▶ **目的**
以下のデータを、全行にわたり一字一句違えずに書き写してください。

▶ **処理対象データ**
_ _ _ _ _

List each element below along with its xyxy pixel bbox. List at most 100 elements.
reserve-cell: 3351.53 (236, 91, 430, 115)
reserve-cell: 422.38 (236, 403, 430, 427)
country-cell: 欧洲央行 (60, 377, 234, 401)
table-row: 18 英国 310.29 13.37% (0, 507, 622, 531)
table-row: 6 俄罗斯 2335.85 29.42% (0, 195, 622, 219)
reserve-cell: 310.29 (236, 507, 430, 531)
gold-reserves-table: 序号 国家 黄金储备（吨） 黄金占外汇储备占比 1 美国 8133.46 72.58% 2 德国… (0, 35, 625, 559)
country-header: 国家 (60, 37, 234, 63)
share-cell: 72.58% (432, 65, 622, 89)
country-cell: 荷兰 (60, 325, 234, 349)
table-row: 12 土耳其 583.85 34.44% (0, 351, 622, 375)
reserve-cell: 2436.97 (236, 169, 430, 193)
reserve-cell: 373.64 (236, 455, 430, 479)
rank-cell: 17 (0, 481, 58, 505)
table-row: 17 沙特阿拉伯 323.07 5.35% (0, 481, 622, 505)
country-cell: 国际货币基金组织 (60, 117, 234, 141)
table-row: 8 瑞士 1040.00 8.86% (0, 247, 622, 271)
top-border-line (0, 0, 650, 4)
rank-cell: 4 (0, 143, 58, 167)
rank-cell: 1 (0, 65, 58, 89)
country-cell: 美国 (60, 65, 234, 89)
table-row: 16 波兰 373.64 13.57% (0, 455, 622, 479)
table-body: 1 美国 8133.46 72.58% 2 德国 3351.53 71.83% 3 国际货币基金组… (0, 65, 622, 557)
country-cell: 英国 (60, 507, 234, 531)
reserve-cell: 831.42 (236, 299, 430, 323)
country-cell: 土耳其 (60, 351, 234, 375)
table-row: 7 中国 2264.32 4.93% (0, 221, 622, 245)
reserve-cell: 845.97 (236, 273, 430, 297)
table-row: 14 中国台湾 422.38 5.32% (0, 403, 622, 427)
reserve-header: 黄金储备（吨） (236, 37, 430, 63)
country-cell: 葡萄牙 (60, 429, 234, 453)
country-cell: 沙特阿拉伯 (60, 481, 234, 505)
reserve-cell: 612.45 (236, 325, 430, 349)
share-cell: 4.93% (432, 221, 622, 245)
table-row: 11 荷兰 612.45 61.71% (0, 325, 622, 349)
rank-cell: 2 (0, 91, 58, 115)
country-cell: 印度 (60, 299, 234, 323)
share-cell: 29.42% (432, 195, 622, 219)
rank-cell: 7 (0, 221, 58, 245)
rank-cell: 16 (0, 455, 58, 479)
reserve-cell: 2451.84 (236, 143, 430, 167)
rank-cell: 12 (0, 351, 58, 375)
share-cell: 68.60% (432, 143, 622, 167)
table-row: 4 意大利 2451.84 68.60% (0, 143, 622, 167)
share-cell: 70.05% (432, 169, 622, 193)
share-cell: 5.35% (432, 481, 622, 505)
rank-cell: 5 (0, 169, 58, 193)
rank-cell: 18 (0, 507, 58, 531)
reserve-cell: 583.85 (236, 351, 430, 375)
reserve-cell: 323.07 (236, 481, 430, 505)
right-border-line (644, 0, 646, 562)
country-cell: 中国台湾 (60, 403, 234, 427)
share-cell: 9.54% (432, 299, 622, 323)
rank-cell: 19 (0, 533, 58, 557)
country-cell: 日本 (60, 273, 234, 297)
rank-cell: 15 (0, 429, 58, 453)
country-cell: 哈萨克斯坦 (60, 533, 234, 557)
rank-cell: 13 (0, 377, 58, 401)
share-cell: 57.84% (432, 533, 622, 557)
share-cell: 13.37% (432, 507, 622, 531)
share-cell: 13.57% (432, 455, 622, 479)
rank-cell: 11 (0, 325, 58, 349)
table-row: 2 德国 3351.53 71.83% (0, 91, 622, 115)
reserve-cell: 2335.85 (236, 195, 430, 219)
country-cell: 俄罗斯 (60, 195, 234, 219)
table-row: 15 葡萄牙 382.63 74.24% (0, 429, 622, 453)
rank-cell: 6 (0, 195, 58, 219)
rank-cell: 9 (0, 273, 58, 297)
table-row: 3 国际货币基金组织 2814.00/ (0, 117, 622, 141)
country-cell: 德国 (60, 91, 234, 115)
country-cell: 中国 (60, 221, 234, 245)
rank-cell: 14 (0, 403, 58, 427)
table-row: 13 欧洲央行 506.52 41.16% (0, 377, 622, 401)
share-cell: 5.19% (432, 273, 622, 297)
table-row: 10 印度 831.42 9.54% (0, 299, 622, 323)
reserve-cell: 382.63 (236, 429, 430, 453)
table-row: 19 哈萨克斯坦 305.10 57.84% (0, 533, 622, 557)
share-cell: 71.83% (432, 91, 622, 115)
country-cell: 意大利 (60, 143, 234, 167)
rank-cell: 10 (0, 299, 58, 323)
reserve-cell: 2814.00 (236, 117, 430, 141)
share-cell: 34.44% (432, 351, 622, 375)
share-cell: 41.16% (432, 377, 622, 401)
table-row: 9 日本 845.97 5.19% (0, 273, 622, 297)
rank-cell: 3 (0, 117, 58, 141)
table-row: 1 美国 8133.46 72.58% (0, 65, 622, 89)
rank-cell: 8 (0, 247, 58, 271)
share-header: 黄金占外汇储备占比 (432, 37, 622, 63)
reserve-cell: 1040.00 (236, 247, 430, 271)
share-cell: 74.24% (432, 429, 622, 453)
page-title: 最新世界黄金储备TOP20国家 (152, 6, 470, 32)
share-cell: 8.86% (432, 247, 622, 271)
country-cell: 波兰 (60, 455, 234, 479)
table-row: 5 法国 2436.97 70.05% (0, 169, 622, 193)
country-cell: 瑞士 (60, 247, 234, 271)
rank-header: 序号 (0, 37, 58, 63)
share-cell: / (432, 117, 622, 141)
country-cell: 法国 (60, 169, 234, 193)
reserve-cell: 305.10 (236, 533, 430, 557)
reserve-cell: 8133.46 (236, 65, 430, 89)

_ _ _ _ _

▶ **課題への解答**
List each element below along with its xyxy pixel bbox. List at most 100 elements.
reserve-cell: 3351.53 (236, 91, 430, 115)
reserve-cell: 422.38 (236, 403, 430, 427)
country-cell: 欧洲央行 (60, 377, 234, 401)
table-row: 18 英国 310.29 13.37% (0, 507, 622, 531)
table-row: 6 俄罗斯 2335.85 29.42% (0, 195, 622, 219)
reserve-cell: 310.29 (236, 507, 430, 531)
gold-reserves-table: 序号 国家 黄金储备（吨） 黄金占外汇储备占比 1 美国 8133.46 72.58% 2 德国… (0, 35, 625, 559)
country-header: 国家 (60, 37, 234, 63)
share-cell: 72.58% (432, 65, 622, 89)
country-cell: 荷兰 (60, 325, 234, 349)
table-row: 12 土耳其 583.85 34.44% (0, 351, 622, 375)
reserve-cell: 2436.97 (236, 169, 430, 193)
reserve-cell: 373.64 (236, 455, 430, 479)
rank-cell: 17 (0, 481, 58, 505)
table-row: 17 沙特阿拉伯 323.07 5.35% (0, 481, 622, 505)
country-cell: 国际货币基金组织 (60, 117, 234, 141)
table-row: 8 瑞士 1040.00 8.86% (0, 247, 622, 271)
top-border-line (0, 0, 650, 4)
rank-cell: 4 (0, 143, 58, 167)
rank-cell: 1 (0, 65, 58, 89)
country-cell: 美国 (60, 65, 234, 89)
table-row: 16 波兰 373.64 13.57% (0, 455, 622, 479)
table-body: 1 美国 8133.46 72.58% 2 德国 3351.53 71.83% 3 国际货币基金组… (0, 65, 622, 557)
country-cell: 英国 (60, 507, 234, 531)
reserve-cell: 831.42 (236, 299, 430, 323)
country-cell: 土耳其 (60, 351, 234, 375)
table-row: 7 中国 2264.32 4.93% (0, 221, 622, 245)
reserve-cell: 845.97 (236, 273, 430, 297)
table-row: 14 中国台湾 422.38 5.32% (0, 403, 622, 427)
reserve-header: 黄金储备（吨） (236, 37, 430, 63)
country-cell: 葡萄牙 (60, 429, 234, 453)
country-cell: 沙特阿拉伯 (60, 481, 234, 505)
reserve-cell: 612.45 (236, 325, 430, 349)
share-cell: 4.93% (432, 221, 622, 245)
table-row: 11 荷兰 612.45 61.71% (0, 325, 622, 349)
rank-cell: 2 (0, 91, 58, 115)
country-cell: 印度 (60, 299, 234, 323)
share-cell: 29.42% (432, 195, 622, 219)
rank-cell: 7 (0, 221, 58, 245)
rank-cell: 16 (0, 455, 58, 479)
reserve-cell: 2451.84 (236, 143, 430, 167)
rank-cell: 12 (0, 351, 58, 375)
share-cell: 68.60% (432, 143, 622, 167)
table-row: 4 意大利 2451.84 68.60% (0, 143, 622, 167)
share-cell: 70.05% (432, 169, 622, 193)
share-cell: 5.35% (432, 481, 622, 505)
rank-cell: 5 (0, 169, 58, 193)
rank-cell: 18 (0, 507, 58, 531)
reserve-cell: 583.85 (236, 351, 430, 375)
reserve-cell: 323.07 (236, 481, 430, 505)
right-border-line (644, 0, 646, 562)
country-cell: 中国台湾 (60, 403, 234, 427)
share-cell: 9.54% (432, 299, 622, 323)
rank-cell: 19 (0, 533, 58, 557)
country-cell: 日本 (60, 273, 234, 297)
rank-cell: 15 (0, 429, 58, 453)
country-cell: 哈萨克斯坦 (60, 533, 234, 557)
rank-cell: 13 (0, 377, 58, 401)
share-cell: 57.84% (432, 533, 622, 557)
share-cell: 13.37% (432, 507, 622, 531)
share-cell: 13.57% (432, 455, 622, 479)
rank-cell: 11 (0, 325, 58, 349)
table-row: 2 德国 3351.53 71.83% (0, 91, 622, 115)
reserve-cell: 2335.85 (236, 195, 430, 219)
country-cell: 俄罗斯 (60, 195, 234, 219)
table-row: 15 葡萄牙 382.63 74.24% (0, 429, 622, 453)
rank-cell: 6 (0, 195, 58, 219)
rank-cell: 9 (0, 273, 58, 297)
table-row: 3 国际货币基金组织 2814.00/ (0, 117, 622, 141)
country-cell: 德国 (60, 91, 234, 115)
country-cell: 中国 (60, 221, 234, 245)
rank-cell: 14 (0, 403, 58, 427)
table-row: 13 欧洲央行 506.52 41.16% (0, 377, 622, 401)
share-cell: 5.19% (432, 273, 622, 297)
table-row: 10 印度 831.42 9.54% (0, 299, 622, 323)
reserve-cell: 382.63 (236, 429, 430, 453)
table-row: 19 哈萨克斯坦 305.10 57.84% (0, 533, 622, 557)
share-cell: 71.83% (432, 91, 622, 115)
country-cell: 意大利 (60, 143, 234, 167)
rank-cell: 10 (0, 299, 58, 323)
reserve-cell: 2814.00 (236, 117, 430, 141)
share-cell: 34.44% (432, 351, 622, 375)
share-cell: 41.16% (432, 377, 622, 401)
table-row: 9 日本 845.97 5.19% (0, 273, 622, 297)
rank-cell: 3 (0, 117, 58, 141)
table-row: 1 美国 8133.46 72.58% (0, 65, 622, 89)
rank-cell: 8 (0, 247, 58, 271)
share-header: 黄金占外汇储备占比 (432, 37, 622, 63)
reserve-cell: 1040.00 (236, 247, 430, 271)
share-cell: 74.24% (432, 429, 622, 453)
page-title: 最新世界黄金储备TOP20国家 (152, 6, 470, 32)
share-cell: 8.86% (432, 247, 622, 271)
country-cell: 波兰 (60, 455, 234, 479)
table-row: 5 法国 2436.97 70.05% (0, 169, 622, 193)
country-cell: 瑞士 (60, 247, 234, 271)
rank-header: 序号 (0, 37, 58, 63)
share-cell: / (432, 117, 622, 141)
country-cell: 法国 (60, 169, 234, 193)
reserve-cell: 305.10 (236, 533, 430, 557)
reserve-cell: 8133.46 (236, 65, 430, 89)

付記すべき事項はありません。